**PROVIDED TEXT**:
⁂
At our birth, Harry Truman had been president. Obviously we were too young to remember his brief term in office, as he was defeated in a stunning upset in the 1948 election by Thomas Dewey. Who hasn’t seen that iconic photo of a triumphant Dewey holding up that newspaper—a tool of the dishonest media that got it so wrong?



The 1950’s under President Adlai Stevenson, were essentially a time of peace and prosperity… the growth of TV… the birth of Rock ‘n Roll... the start of the space race. But the 60’s that would follow, would be a decade of dramatic upheaval and change. Where were you on December 22, 1963 when Kennedy was assassinated by Jack Ruby in Dallas? And shockingly just two days later, he himself was killed on live TV by Lee Harvey Oswald. The motivation behind these assassinations was so clear cut, that no one has ever disputed that these two men had acted alone.

But an uplifting moment lie just up ahead, when those four lads from Liverpool— The Beetles— John, Paul, George and their adorable drummer Peter Best, would make history on the Ed Sullivan Show.


The president at the time, Lyndon Johnson, though not making good on any of the Civil Rights initiatives started by Kennedy, at least negotiated a peaceful settlement of the Viet Nam War. For which he is revered for to this day.


The Hippie movement came and quickly went, when nobody showed up at Woodstock.



The decade ended with two stunning events as incongruous as anyone could ever imagine.


In June of ‘69, in the early hours of the morning, a bunch of angry gay men left the Stonewall Inn and headed over to a nearby police station, where they started beating up helpless cops for no apparent reason. This would be the start of the Police Liberation movement. And yet just a month later, John Glenn would become the first person to set foot on the moon as he uttered those famous words: “That’s one giant step for me… one small step for mankind.”


A spirit of revolution was now in the air. And in the 1970’s, women took to the streets in protest.


Led by Gloria Steinem, they started putting their bras back on, as they marched for the right to give up their careers for a life of blissful domesticity. Who can forget their passionate chant: “Where’s our place?” “In the kitchen! In the kitchen!


But of course the biggest story of the decade was Watergate. It was a major scandal following the break-in at the Republican National Committee (RNC) headquarters at the Watergate Motel. President Hubert H. Humphrey’s administration tried to cover up its involvement, which ultimately led to Humphrey’s resignation in the face of certain impeachment in 1975.


Looking somewhat like Humphrey Dumpty who had a great fall, he declared:


Following the decade’s end, and as Ronald Reagan assumed the presidency, the United States released the fifty-two Iranian diplomats and citizens that it had held hostage for 444 days.
⁂
**TASK BRIEF**: Write out the provided text from "The president at" up to and including "could ever imagine.", keeping every word and mark unchanged.
⁂
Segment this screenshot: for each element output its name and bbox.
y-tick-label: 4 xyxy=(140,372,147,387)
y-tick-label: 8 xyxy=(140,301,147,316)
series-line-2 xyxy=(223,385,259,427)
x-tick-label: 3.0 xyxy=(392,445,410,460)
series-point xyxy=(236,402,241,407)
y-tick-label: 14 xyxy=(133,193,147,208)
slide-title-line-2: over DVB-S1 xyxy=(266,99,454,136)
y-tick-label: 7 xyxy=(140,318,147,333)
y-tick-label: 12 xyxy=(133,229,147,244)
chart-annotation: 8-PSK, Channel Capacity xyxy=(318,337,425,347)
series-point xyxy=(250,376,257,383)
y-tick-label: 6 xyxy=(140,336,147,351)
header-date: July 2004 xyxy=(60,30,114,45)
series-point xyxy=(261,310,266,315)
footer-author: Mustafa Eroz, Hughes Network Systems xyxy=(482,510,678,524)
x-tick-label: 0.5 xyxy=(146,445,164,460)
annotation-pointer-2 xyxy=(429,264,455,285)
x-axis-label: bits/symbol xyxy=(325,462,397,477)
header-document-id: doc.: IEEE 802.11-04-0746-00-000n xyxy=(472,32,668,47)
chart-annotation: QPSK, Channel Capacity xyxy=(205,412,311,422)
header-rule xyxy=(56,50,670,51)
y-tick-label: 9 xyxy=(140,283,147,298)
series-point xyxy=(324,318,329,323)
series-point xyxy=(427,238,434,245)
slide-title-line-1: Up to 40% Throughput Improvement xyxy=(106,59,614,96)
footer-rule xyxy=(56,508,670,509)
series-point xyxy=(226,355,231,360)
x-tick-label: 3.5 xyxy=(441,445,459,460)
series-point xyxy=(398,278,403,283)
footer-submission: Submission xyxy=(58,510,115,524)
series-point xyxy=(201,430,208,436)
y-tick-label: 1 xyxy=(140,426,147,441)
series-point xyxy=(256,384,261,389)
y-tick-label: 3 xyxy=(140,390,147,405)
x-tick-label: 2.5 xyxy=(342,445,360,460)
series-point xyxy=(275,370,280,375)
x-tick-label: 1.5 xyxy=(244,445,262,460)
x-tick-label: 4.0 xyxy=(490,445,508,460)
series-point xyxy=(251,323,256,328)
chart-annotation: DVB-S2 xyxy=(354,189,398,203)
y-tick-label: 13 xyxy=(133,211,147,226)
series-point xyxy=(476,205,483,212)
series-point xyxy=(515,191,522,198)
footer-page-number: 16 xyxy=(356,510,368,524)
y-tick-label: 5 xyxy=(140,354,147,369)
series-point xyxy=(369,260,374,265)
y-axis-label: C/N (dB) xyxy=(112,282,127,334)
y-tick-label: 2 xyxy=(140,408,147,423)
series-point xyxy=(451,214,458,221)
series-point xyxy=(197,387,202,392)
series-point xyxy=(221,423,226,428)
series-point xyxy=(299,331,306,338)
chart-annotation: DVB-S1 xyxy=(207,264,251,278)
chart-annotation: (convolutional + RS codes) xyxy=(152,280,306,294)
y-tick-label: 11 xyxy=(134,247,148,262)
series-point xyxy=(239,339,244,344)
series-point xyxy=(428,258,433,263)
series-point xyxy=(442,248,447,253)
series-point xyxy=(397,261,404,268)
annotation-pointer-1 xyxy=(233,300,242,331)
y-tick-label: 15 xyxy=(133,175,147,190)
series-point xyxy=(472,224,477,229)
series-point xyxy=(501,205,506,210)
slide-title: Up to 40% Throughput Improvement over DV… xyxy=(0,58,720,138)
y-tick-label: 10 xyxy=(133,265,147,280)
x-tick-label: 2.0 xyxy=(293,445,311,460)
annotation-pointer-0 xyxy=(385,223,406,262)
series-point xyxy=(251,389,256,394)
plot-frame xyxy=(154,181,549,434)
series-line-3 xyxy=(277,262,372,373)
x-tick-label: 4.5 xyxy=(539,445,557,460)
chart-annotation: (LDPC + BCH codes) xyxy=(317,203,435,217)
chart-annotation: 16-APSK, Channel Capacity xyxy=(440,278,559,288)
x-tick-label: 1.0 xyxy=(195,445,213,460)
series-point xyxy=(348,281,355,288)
⁂
**OUTPUT BELOW**:
The president at the time, Lyndon Johnson, though not making good on any of the Civil Rights initiatives started by Kennedy, at least negotiated a peaceful settlement of the Viet Nam War. For which he is revered for to this day.


The Hippie movement came and quickly went, when nobody showed up at Woodstock.



The decade ended with two stunning events as incongruous as anyone could ever imagine.